▶ **What this task involves**
Copy out every line in which the string "screenshot" occurs.

(Data listing)
======

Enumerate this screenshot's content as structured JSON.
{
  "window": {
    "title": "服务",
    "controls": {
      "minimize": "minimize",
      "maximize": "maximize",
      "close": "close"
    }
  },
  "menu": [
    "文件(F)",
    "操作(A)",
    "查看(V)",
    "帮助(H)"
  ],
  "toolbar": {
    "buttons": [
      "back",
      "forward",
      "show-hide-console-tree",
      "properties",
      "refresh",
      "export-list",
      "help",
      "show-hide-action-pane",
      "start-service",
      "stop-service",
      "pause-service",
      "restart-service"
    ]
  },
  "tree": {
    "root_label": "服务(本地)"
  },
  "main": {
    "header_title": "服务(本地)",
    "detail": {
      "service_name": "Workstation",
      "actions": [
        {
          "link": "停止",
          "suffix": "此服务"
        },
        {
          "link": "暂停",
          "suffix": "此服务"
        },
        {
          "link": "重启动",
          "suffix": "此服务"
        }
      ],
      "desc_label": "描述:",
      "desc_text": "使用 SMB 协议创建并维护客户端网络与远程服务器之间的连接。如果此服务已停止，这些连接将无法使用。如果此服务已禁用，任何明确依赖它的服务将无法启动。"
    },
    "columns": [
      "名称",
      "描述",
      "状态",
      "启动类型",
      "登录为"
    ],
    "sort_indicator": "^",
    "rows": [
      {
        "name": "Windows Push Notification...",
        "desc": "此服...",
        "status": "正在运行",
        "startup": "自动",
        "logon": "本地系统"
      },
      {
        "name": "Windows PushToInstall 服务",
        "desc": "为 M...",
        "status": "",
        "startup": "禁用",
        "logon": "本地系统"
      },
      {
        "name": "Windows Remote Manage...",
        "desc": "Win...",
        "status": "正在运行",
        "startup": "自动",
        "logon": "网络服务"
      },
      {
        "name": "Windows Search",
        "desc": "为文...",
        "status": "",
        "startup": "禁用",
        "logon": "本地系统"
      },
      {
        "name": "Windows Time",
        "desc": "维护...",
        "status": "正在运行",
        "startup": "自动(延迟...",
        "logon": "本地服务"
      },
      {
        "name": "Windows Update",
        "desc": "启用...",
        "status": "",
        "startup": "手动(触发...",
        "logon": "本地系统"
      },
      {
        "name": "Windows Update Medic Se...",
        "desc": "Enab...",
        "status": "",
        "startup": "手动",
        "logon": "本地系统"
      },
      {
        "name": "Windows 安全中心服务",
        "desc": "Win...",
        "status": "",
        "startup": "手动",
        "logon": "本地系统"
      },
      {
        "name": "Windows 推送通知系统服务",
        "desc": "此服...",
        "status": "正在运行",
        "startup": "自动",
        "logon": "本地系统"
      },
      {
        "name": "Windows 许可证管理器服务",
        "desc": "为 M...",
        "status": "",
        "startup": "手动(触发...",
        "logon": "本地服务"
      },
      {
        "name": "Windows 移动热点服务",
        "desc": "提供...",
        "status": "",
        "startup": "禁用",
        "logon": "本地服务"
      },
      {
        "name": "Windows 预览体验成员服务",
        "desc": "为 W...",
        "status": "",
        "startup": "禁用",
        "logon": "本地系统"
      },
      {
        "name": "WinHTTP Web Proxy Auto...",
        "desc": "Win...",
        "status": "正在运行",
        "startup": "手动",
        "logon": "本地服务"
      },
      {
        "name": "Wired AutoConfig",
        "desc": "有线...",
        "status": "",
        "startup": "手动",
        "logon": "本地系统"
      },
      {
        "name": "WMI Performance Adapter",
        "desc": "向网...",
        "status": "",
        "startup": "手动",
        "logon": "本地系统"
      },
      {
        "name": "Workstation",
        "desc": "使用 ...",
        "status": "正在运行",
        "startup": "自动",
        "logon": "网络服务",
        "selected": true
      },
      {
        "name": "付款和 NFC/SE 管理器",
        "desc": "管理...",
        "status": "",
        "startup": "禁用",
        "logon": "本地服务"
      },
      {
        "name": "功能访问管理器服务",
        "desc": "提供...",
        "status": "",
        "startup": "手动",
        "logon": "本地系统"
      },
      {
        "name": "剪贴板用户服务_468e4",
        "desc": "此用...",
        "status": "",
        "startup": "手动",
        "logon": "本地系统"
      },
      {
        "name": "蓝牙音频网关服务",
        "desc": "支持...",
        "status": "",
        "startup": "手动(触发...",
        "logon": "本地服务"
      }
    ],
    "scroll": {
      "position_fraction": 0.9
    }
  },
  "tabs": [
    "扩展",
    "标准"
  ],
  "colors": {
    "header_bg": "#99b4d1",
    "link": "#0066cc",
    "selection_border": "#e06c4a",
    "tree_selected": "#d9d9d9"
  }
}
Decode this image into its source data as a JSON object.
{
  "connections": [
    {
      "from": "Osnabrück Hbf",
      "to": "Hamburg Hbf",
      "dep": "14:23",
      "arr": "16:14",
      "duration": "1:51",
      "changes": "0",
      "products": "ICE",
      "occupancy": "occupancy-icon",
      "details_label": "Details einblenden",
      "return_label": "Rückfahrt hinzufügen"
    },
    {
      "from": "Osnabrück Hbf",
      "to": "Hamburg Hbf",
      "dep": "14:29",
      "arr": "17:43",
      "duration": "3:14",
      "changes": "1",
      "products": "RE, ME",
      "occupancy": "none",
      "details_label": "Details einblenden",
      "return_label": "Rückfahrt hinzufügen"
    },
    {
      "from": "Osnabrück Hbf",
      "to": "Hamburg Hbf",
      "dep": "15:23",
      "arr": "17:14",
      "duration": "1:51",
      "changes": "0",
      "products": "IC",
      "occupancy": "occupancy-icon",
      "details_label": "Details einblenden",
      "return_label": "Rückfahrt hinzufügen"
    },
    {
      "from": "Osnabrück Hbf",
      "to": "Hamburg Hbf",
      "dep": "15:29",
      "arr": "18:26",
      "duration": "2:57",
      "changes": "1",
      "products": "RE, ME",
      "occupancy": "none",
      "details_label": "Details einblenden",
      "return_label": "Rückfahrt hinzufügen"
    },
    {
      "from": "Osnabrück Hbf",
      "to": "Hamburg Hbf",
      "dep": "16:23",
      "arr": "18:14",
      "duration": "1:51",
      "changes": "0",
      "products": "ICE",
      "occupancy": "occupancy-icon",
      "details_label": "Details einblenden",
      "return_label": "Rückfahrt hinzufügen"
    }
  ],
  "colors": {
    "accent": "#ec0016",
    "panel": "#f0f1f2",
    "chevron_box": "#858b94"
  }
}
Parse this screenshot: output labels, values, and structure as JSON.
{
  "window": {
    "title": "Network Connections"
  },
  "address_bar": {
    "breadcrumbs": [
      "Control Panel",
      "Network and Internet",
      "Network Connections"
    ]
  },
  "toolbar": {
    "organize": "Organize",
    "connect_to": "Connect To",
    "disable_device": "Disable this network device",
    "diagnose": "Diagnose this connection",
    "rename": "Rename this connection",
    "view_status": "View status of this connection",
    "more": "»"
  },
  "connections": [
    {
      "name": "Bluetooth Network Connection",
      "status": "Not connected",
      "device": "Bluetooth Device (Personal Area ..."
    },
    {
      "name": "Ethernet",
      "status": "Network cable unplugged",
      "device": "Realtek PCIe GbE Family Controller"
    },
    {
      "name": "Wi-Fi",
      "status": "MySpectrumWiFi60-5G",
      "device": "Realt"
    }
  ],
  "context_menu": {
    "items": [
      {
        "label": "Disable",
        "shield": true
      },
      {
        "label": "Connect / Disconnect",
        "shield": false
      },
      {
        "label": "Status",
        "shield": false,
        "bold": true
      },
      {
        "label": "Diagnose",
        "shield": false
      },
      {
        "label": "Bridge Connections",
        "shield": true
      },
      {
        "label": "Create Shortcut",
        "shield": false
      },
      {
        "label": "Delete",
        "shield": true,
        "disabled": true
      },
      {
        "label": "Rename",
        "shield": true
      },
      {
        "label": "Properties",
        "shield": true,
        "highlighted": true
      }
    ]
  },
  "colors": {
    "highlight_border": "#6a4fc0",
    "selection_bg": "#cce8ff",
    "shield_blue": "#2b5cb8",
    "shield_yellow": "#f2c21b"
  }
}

======

▶ **Response to the exercise**
Enumerate this screenshot's content as structured JSON.
Parse this screenshot: output labels, values, and structure as JSON.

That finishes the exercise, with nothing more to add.